→ **あなたの課題**
1. 相続に関する文章で、口座のありそうな銀行や証券会社を確認するための手がかりとして挙げられているものは何ですか。すべて答えてください。
2. 相続に関する文章によると、旦那さまが亡くなったことを金融機関に伝えると、口座はどうなりますか。
3. 相続に関する文章の続きを、最後の文のあとから書いてください。

→ **提供された文章**
^^^^^^^^^^^^^^^^

勤務中に旦那が突然死しました、義母と私が相続人です。
私たち夫婦に子はおらず、夫の父は他界しており、夫の母と私が相続人になるようです。お金のことは夫にまかせており、夫の給料から生活費をもらっていたため、相続財産が把握できていません。また、まだ住宅ローンが残っている夫名義で購入した家がどうなるか不安です。私はパートで働いていますが、扶養控除内に勤務を抑えていたため、自分の収入では住宅ローンを払うことはできません。わたしは何から始めればよいのでしょうか。
金融機関へ団体信用生命保険の適用になるか確認を。
まず一番のご不安でいらっしゃるお住まいのことですが、住宅ローンを支払っている方がお亡くなりになられたら保険金で残りの住宅ローンが支払われる「団体信用生命保険」の適用となるか、借入元の金融機関に確認してください。融資の条件として「団体信用生命保険」加入を求める金融機関がほとんどです。適用の場合は、金融機関のいう通りに書類を整えると、保険会社から直接金融機関に保険金が支払われ、ローンの返済は不要となります。
遺産調査は金融機関へ残高証明書の請求を
次に相続財産ですが、まずはお財布のカードや通帳、郵送物をたよりに口座のありそうな銀行や証券会社を確認します。通帳や残高報告書などがみあたらず、残高がわからない場合は「亡くなった日時点で、資産をどれだけ預かっているか」を証明する残高証明書を請求します。なお、旦那さまが亡くなったことを金融機関に伝えると、口座は凍結されますので、連絡のタイミングはご注意下さい。
義母との遺産分割協議について
財産の一覧表(財産目録)を作成できたら、これをもとに相続人であるお義母さまと遺産分割の話し合いをします。お義母さまから「すべて相談者さまに相続してほしい」というご提示を頂ければよいのですが、そうでない場合は、どのように分割するか決めなければなりません。金融資産は現金化して、法定相続分でわけることが可能ですが問題は家です。

^^^^^^^^^^^^^^^^

コレクションから抜粋した行:

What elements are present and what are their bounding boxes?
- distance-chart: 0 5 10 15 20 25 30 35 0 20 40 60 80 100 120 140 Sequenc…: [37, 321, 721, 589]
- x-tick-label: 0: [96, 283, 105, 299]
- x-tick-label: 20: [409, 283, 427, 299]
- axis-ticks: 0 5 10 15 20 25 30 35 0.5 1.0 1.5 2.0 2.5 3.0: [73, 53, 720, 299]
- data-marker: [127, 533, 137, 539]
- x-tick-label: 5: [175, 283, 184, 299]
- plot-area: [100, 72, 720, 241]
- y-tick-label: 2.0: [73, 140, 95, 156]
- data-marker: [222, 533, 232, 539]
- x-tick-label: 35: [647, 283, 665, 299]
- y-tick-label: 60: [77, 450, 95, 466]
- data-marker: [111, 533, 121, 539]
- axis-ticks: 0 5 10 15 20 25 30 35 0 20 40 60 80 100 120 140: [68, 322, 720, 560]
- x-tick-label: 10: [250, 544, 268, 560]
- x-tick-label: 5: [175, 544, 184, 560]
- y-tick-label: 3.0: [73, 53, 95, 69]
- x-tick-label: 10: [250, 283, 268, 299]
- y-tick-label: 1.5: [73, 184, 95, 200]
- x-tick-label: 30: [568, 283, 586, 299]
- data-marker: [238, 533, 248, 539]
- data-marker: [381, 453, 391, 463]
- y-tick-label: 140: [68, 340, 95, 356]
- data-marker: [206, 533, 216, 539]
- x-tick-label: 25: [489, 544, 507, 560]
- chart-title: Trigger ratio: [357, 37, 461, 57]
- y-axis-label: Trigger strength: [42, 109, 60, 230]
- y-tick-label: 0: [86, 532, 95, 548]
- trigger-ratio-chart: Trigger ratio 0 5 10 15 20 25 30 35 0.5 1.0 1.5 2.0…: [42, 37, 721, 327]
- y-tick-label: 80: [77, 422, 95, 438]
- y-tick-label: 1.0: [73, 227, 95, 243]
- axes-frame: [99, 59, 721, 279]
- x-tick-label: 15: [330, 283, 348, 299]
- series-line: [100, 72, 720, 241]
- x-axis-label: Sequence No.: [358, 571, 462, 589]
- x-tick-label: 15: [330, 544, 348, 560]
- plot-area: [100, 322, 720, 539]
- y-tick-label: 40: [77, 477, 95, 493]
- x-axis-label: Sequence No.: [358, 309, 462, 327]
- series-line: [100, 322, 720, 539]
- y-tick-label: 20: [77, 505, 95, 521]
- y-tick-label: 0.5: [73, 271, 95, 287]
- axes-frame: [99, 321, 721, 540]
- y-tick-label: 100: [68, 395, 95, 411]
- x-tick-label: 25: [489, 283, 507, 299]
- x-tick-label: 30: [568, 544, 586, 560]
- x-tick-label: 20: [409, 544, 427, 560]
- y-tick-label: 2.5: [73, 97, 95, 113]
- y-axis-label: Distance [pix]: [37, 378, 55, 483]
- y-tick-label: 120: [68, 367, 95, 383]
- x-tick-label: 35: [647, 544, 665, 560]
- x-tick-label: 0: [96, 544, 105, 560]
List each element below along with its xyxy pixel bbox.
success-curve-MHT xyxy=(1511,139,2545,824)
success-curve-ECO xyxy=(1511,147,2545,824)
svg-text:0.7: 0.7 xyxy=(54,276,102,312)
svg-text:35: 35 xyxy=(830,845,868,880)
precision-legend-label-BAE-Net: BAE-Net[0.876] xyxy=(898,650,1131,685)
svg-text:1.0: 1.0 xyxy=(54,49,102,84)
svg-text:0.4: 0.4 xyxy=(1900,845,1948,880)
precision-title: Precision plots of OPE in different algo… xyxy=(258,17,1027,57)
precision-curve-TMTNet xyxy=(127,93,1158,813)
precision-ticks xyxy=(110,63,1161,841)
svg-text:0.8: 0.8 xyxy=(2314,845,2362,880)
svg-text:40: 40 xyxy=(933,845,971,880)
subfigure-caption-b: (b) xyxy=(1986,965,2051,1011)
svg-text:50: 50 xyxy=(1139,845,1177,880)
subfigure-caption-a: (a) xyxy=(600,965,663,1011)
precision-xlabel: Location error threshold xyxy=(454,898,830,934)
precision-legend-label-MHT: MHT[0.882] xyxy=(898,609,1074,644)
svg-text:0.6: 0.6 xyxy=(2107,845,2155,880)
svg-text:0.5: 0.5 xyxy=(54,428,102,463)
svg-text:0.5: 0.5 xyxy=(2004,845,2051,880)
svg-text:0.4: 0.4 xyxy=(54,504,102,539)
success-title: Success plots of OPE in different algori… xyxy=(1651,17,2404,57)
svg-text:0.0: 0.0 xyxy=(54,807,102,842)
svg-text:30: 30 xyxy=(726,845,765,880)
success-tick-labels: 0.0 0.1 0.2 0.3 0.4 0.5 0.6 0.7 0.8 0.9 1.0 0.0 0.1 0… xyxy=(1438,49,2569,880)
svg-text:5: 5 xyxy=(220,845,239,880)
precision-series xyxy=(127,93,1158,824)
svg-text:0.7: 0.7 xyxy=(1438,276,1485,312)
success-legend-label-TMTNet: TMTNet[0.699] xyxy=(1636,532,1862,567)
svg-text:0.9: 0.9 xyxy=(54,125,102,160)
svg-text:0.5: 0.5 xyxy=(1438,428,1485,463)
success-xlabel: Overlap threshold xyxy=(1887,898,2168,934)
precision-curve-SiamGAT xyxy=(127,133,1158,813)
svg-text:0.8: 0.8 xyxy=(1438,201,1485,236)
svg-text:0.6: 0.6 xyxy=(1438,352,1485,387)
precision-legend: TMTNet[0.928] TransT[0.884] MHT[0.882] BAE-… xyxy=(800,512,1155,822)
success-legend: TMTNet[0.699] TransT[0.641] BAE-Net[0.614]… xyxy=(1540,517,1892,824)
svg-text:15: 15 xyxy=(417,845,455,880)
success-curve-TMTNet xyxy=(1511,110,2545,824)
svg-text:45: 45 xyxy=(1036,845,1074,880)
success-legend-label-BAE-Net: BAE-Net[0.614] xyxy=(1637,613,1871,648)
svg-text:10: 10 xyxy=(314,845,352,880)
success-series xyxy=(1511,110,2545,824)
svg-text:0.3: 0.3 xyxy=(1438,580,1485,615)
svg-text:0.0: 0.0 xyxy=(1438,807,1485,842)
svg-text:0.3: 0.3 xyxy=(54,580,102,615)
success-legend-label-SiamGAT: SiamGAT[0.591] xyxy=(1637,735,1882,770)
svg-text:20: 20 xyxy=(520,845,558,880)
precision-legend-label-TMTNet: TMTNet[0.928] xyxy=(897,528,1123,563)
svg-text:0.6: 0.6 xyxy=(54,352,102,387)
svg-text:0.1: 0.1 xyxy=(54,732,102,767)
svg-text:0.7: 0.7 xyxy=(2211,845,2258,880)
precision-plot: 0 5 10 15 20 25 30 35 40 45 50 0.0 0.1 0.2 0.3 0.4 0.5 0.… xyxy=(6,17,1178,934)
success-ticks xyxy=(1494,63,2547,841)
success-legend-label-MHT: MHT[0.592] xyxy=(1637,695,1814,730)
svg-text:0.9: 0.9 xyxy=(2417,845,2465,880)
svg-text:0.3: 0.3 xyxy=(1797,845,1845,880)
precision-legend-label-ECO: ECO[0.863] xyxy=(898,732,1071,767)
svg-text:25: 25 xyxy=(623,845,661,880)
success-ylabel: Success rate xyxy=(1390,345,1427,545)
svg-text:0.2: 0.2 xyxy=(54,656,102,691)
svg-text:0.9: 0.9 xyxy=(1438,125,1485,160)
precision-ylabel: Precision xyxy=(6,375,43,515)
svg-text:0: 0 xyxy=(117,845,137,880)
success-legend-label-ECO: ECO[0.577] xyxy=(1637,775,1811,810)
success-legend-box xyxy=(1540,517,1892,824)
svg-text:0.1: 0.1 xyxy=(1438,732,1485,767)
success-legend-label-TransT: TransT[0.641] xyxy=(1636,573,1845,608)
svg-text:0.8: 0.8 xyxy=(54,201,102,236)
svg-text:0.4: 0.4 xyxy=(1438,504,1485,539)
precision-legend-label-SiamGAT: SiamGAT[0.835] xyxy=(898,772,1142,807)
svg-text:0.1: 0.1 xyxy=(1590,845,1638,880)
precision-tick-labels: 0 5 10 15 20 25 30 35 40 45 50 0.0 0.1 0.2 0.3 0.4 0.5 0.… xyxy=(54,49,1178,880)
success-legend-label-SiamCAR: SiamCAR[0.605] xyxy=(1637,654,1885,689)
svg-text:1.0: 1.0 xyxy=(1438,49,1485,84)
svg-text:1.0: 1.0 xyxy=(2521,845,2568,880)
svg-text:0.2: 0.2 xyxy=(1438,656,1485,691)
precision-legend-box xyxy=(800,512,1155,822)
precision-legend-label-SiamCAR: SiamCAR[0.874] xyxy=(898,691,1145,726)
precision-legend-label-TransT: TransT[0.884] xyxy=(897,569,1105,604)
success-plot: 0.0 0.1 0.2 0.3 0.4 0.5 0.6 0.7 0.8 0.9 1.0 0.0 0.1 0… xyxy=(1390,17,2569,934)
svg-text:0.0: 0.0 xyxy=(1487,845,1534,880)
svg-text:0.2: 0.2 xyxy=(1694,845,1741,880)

^^^^^^^^^^^^^^^^

→ **各課題への回答**
1. お財布のカード、通帳、郵送物

2. 口座は凍結されます。

3.
家は、物理的にわけることができないため「共有にする」「売却して現金化する」「相続分を買い取る」のいずれかとなります。引き続き、お住まいになりたい希望がある場合は、どの方法にするか、法定相続分を買い取る場合はいくらとするか話し合いをする必要があるでしょう。
遺産をどう分割するか決まったら、その内容をもとに必要に応じて遺産分割協議書を作成して、相続登記や、金融機関の相続手続きを進めます。
10ヶ月の期限のある相続税申告にご注意ください。
突然配偶者を失くした場合、悲しみもより深く、煩雑な相続手続きを進める気力など、なかなかわかないことかと思います。
相続手続きに期限はありませんが、相続税申告には10ヶ月期限があるため、早めに相続財産の全容は把握したほうがよいでしょう。都市部で持ち家があり、相続人が少ない場合は思いもよらず相続税申告の対象となることがあるからです。ご自身で進めるのが難しいと感じられる場合は、どうぞ身近な相続の専門家である司法書士にご相談下さい。